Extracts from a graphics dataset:
━━━
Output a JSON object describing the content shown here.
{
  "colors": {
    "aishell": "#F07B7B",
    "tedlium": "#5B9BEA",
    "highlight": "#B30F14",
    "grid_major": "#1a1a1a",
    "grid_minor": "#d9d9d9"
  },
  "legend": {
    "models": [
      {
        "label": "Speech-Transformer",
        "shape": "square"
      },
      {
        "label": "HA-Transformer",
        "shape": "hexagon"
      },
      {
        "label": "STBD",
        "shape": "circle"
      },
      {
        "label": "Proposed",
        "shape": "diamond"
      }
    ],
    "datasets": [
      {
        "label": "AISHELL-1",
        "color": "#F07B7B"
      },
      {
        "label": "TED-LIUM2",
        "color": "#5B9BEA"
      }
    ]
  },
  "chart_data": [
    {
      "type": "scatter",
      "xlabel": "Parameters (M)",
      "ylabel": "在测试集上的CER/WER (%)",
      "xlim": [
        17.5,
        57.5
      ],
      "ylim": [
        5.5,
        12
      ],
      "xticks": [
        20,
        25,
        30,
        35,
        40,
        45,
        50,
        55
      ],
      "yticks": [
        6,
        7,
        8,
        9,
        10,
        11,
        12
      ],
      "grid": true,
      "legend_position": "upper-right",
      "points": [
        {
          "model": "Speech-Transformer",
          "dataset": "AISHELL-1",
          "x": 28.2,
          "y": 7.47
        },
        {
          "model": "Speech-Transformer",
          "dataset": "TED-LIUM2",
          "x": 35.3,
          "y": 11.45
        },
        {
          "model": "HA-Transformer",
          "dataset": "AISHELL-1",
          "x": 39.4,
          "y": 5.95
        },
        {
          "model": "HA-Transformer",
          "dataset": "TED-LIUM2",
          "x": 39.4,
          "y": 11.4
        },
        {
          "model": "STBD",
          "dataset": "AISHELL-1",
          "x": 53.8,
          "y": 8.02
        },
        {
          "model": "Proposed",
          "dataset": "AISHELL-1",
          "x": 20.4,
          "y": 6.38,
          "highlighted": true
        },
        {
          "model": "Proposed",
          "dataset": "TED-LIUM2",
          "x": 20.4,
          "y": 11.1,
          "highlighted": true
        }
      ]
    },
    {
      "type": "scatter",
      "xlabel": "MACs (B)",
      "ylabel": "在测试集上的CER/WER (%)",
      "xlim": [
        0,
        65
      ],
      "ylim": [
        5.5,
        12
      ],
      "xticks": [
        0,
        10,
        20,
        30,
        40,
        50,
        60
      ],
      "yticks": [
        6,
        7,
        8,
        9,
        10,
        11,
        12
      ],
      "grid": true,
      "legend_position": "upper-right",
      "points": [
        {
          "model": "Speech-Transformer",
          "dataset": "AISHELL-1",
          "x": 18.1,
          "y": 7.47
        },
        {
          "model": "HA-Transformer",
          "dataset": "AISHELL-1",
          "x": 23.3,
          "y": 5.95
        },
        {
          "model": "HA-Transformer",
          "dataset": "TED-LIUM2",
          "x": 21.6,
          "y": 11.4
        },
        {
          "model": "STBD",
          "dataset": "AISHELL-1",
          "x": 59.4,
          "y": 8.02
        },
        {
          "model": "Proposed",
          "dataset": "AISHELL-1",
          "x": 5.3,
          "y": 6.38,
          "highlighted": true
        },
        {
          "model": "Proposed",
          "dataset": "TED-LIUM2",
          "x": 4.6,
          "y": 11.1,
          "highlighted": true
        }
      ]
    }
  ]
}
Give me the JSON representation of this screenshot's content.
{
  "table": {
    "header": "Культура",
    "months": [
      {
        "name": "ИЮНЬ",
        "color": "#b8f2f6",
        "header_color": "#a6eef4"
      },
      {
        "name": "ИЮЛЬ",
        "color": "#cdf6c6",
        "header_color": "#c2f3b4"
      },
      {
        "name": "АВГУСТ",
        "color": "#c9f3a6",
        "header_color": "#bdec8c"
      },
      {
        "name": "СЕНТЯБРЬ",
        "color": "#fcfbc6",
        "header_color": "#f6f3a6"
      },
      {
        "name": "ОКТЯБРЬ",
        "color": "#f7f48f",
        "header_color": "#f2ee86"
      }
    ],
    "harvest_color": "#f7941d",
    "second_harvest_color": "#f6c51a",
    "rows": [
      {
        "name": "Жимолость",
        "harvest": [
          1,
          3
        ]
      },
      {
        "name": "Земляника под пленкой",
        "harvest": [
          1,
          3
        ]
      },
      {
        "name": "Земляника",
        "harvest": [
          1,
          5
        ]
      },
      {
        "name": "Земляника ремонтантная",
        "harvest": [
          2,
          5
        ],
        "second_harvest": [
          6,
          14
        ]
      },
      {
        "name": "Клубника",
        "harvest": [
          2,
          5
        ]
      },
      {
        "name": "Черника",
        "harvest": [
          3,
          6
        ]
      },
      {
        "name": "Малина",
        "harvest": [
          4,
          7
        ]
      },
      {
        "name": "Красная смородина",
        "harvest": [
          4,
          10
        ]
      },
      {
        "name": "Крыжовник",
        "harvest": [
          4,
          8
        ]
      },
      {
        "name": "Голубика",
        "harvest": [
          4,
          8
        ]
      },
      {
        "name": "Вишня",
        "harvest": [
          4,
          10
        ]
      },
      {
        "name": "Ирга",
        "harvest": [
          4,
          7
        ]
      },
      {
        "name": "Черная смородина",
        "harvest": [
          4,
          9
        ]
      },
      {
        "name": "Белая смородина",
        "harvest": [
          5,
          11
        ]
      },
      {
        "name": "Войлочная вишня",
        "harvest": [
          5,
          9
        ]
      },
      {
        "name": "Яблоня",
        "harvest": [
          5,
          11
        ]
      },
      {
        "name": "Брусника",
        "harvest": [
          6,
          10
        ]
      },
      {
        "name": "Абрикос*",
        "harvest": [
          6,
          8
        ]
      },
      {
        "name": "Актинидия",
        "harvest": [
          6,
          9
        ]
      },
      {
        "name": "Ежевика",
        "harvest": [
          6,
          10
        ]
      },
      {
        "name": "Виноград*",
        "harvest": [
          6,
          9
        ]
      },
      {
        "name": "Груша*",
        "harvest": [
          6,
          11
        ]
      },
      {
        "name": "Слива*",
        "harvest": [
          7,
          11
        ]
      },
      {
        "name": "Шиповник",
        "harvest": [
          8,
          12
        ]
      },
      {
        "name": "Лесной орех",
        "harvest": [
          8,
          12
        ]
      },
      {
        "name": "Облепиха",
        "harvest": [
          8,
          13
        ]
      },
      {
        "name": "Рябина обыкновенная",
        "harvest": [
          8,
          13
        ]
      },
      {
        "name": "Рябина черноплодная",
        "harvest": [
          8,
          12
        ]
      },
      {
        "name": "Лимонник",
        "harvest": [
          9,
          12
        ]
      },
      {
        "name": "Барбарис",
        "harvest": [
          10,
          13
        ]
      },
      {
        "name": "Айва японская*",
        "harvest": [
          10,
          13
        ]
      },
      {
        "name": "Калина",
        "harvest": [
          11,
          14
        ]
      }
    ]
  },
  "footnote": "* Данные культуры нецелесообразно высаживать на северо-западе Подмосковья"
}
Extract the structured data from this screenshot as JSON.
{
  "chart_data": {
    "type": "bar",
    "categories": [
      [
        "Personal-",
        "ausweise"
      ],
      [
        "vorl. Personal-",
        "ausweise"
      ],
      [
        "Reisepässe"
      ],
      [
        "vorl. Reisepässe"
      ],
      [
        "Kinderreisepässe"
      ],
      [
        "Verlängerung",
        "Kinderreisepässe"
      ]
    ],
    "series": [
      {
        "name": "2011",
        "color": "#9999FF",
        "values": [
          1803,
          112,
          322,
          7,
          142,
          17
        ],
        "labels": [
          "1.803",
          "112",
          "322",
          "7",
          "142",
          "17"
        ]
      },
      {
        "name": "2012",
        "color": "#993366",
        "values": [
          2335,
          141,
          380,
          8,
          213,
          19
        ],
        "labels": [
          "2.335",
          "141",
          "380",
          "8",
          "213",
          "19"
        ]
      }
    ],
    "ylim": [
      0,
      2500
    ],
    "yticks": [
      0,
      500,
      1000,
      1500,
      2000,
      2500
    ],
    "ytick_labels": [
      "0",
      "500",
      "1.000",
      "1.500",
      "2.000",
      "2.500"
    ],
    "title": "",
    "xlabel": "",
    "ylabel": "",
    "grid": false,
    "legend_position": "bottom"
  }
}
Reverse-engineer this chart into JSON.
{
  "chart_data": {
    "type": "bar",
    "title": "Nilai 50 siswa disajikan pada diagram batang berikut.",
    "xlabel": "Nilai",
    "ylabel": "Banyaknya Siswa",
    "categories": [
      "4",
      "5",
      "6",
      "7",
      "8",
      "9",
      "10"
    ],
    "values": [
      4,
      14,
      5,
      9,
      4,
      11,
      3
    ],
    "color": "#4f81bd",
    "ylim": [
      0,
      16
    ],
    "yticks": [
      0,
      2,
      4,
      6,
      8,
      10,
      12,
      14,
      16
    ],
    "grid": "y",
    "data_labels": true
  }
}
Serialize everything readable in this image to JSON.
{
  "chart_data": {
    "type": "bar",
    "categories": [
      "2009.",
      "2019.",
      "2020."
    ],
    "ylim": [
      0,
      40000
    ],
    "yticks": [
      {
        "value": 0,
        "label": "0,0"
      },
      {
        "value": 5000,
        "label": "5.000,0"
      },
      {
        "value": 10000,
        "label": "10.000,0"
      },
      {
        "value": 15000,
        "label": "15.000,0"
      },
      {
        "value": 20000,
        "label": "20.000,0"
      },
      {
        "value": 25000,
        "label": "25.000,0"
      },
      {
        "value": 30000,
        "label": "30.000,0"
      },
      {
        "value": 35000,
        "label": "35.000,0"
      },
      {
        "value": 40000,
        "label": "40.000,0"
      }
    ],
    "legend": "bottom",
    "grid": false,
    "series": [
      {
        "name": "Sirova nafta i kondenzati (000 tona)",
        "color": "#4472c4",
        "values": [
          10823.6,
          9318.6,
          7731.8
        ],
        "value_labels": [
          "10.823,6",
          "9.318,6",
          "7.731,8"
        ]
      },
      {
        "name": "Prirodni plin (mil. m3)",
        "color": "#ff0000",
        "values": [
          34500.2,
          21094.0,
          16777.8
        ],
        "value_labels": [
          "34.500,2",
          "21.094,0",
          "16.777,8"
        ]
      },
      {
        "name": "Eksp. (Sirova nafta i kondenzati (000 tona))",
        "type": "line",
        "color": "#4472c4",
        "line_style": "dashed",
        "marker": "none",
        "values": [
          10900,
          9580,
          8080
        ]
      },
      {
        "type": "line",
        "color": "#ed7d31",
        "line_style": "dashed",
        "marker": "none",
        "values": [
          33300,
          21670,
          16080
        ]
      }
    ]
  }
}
━━━
▶ **EXERCISE DESCRIPTION**: Starting with the line that contains "Serialize everything readable", repeat each line through the last one exactly as it appears. Include both ends and nothing more.

▶ **WRITTEN REPLY**:
Serialize everything readable in this image to JSON.
{
  "chart_data": {
    "type": "bar",
    "categories": [
      "2009.",
      "2019.",
      "2020."
    ],
    "ylim": [
      0,
      40000
    ],
    "yticks": [
      {
        "value": 0,
        "label": "0,0"
      },
      {
        "value": 5000,
        "label": "5.000,0"
      },
      {
        "value": 10000,
        "label": "10.000,0"
      },
      {
        "value": 15000,
        "label": "15.000,0"
      },
      {
        "value": 20000,
        "label": "20.000,0"
      },
      {
        "value": 25000,
        "label": "25.000,0"
      },
      {
        "value": 30000,
        "label": "30.000,0"
      },
      {
        "value": 35000,
        "label": "35.000,0"
      },
      {
        "value": 40000,
        "label": "40.000,0"
      }
    ],
    "legend": "bottom",
    "grid": false,
    "series": [
      {
        "name": "Sirova nafta i kondenzati (000 tona)",
        "color": "#4472c4",
        "values": [
          10823.6,
          9318.6,
          7731.8
        ],
        "value_labels": [
          "10.823,6",
          "9.318,6",
          "7.731,8"
        ]
      },
      {
        "name": "Prirodni plin (mil. m3)",
        "color": "#ff0000",
        "values": [
          34500.2,
          21094.0,
          16777.8
        ],
        "value_labels": [
          "34.500,2",
          "21.094,0",
          "16.777,8"
        ]
      },
      {
        "name": "Eksp. (Sirova nafta i kondenzati (000 tona))",
        "type": "line",
        "color": "#4472c4",
        "line_style": "dashed",
        "marker": "none",
        "values": [
          10900,
          9580,
          8080
        ]
      },
      {
        "type": "line",
        "color": "#ed7d31",
        "line_style": "dashed",
        "marker": "none",
        "values": [
          33300,
          21670,
          16080
        ]
      }
    ]
  }
}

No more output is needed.